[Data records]
§ §
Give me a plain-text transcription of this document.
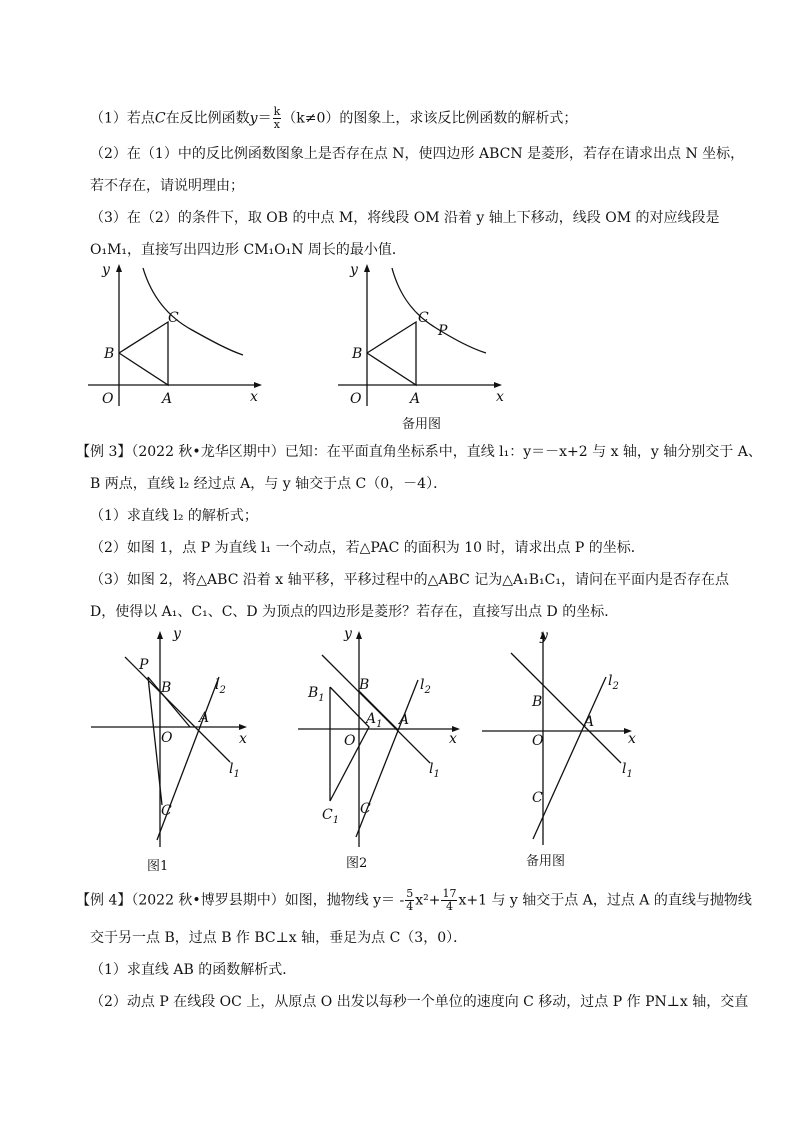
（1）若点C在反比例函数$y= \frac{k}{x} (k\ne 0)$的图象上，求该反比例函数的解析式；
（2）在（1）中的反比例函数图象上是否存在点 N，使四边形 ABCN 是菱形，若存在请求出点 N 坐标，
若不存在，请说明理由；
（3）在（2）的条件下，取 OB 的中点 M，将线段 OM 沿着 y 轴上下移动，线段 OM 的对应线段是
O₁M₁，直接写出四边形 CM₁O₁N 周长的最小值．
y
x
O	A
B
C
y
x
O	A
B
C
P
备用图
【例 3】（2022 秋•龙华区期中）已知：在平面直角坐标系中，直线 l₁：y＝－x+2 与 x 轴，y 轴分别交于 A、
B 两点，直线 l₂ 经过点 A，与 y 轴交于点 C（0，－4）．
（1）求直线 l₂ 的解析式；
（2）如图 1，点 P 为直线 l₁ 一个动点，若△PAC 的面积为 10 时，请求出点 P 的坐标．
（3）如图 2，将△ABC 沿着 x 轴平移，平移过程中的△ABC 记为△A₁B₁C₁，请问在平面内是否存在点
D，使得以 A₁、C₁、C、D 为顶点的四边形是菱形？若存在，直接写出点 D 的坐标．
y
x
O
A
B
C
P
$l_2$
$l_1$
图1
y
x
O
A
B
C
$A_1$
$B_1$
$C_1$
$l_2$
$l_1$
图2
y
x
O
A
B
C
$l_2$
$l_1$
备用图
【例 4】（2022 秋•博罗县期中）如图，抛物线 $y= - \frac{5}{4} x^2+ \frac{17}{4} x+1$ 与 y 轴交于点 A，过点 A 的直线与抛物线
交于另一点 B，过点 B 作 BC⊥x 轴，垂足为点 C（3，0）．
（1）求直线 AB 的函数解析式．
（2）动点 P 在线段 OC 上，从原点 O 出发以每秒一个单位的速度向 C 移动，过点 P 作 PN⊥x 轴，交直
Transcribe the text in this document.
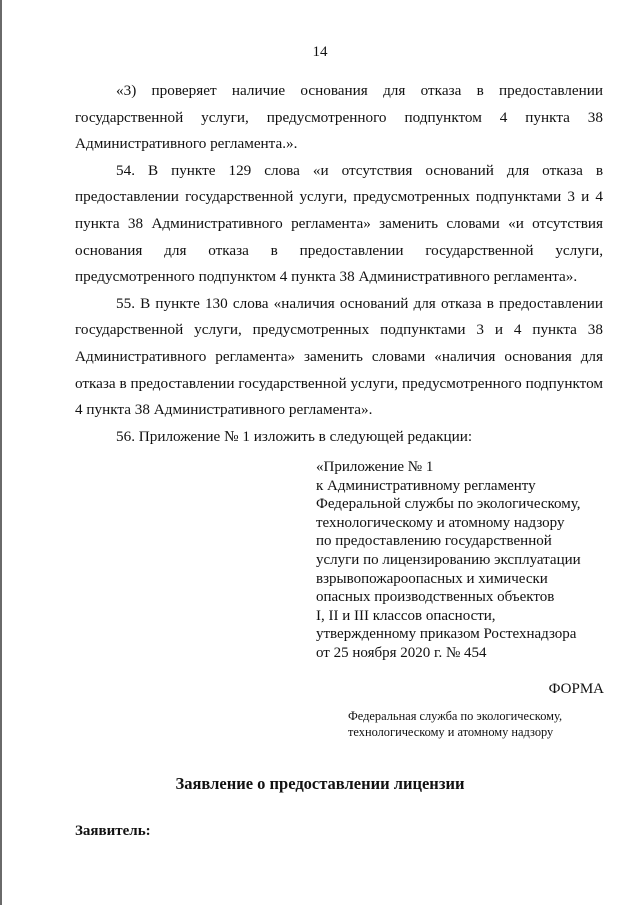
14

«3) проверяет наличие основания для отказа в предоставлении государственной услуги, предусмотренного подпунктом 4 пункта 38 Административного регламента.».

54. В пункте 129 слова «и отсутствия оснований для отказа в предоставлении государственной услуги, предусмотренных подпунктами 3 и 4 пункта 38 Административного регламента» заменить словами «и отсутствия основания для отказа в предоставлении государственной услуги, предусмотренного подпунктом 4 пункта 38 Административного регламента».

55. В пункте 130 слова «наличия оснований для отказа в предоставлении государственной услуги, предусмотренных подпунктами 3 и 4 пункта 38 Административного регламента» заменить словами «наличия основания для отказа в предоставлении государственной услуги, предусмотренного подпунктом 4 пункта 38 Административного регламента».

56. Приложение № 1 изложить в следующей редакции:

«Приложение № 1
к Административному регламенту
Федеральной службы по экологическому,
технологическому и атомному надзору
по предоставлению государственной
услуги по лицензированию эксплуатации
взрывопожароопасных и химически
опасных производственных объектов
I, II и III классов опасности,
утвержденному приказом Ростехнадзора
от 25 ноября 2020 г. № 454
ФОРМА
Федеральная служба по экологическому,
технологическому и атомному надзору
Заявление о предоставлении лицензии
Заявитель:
§ §
• **Task brief**
Restate every record exactly, please; do not copy the pictures.

• **Output for this exercise**
Give me a plain-text transcription of this document.
（1）若点C在反比例函数$y= \frac{k}{x} (k\ne 0)$的图象上，求该反比例函数的解析式；
（2）在（1）中的反比例函数图象上是否存在点 N，使四边形 ABCN 是菱形，若存在请求出点 N 坐标，
若不存在，请说明理由；
（3）在（2）的条件下，取 OB 的中点 M，将线段 OM 沿着 y 轴上下移动，线段 OM 的对应线段是
O₁M₁，直接写出四边形 CM₁O₁N 周长的最小值．
y
x
O	A
B
C
y
x
O	A
B
C
P
备用图
【例 3】（2022 秋•龙华区期中）已知：在平面直角坐标系中，直线 l₁：y＝－x+2 与 x 轴，y 轴分别交于 A、
B 两点，直线 l₂ 经过点 A，与 y 轴交于点 C（0，－4）．
（1）求直线 l₂ 的解析式；
（2）如图 1，点 P 为直线 l₁ 一个动点，若△PAC 的面积为 10 时，请求出点 P 的坐标．
（3）如图 2，将△ABC 沿着 x 轴平移，平移过程中的△ABC 记为△A₁B₁C₁，请问在平面内是否存在点
D，使得以 A₁、C₁、C、D 为顶点的四边形是菱形？若存在，直接写出点 D 的坐标．
y
x
O
A
B
C
P
$l_2$
$l_1$
图1
y
x
O
A
B
C
$A_1$
$B_1$
$C_1$
$l_2$
$l_1$
图2
y
x
O
A
B
C
$l_2$
$l_1$
备用图
【例 4】（2022 秋•博罗县期中）如图，抛物线 $y= - \frac{5}{4} x^2+ \frac{17}{4} x+1$ 与 y 轴交于点 A，过点 A 的直线与抛物线
交于另一点 B，过点 B 作 BC⊥x 轴，垂足为点 C（3，0）．
（1）求直线 AB 的函数解析式．
（2）动点 P 在线段 OC 上，从原点 O 出发以每秒一个单位的速度向 C 移动，过点 P 作 PN⊥x 轴，交直
Transcribe the text in this document.
14

«3) проверяет наличие основания для отказа в предоставлении государственной услуги, предусмотренного подпунктом 4 пункта 38 Административного регламента.».

54. В пункте 129 слова «и отсутствия оснований для отказа в предоставлении государственной услуги, предусмотренных подпунктами 3 и 4 пункта 38 Административного регламента» заменить словами «и отсутствия основания для отказа в предоставлении государственной услуги, предусмотренного подпунктом 4 пункта 38 Административного регламента».

55. В пункте 130 слова «наличия оснований для отказа в предоставлении государственной услуги, предусмотренных подпунктами 3 и 4 пункта 38 Административного регламента» заменить словами «наличия основания для отказа в предоставлении государственной услуги, предусмотренного подпунктом 4 пункта 38 Административного регламента».

56. Приложение № 1 изложить в следующей редакции:

«Приложение № 1
к Административному регламенту
Федеральной службы по экологическому,
технологическому и атомному надзору
по предоставлению государственной
услуги по лицензированию эксплуатации
взрывопожароопасных и химически
опасных производственных объектов
I, II и III классов опасности,
утвержденному приказом Ростехнадзора
от 25 ноября 2020 г. № 454
ФОРМА
Федеральная служба по экологическому,
технологическому и атомному надзору
Заявление о предоставлении лицензии
Заявитель:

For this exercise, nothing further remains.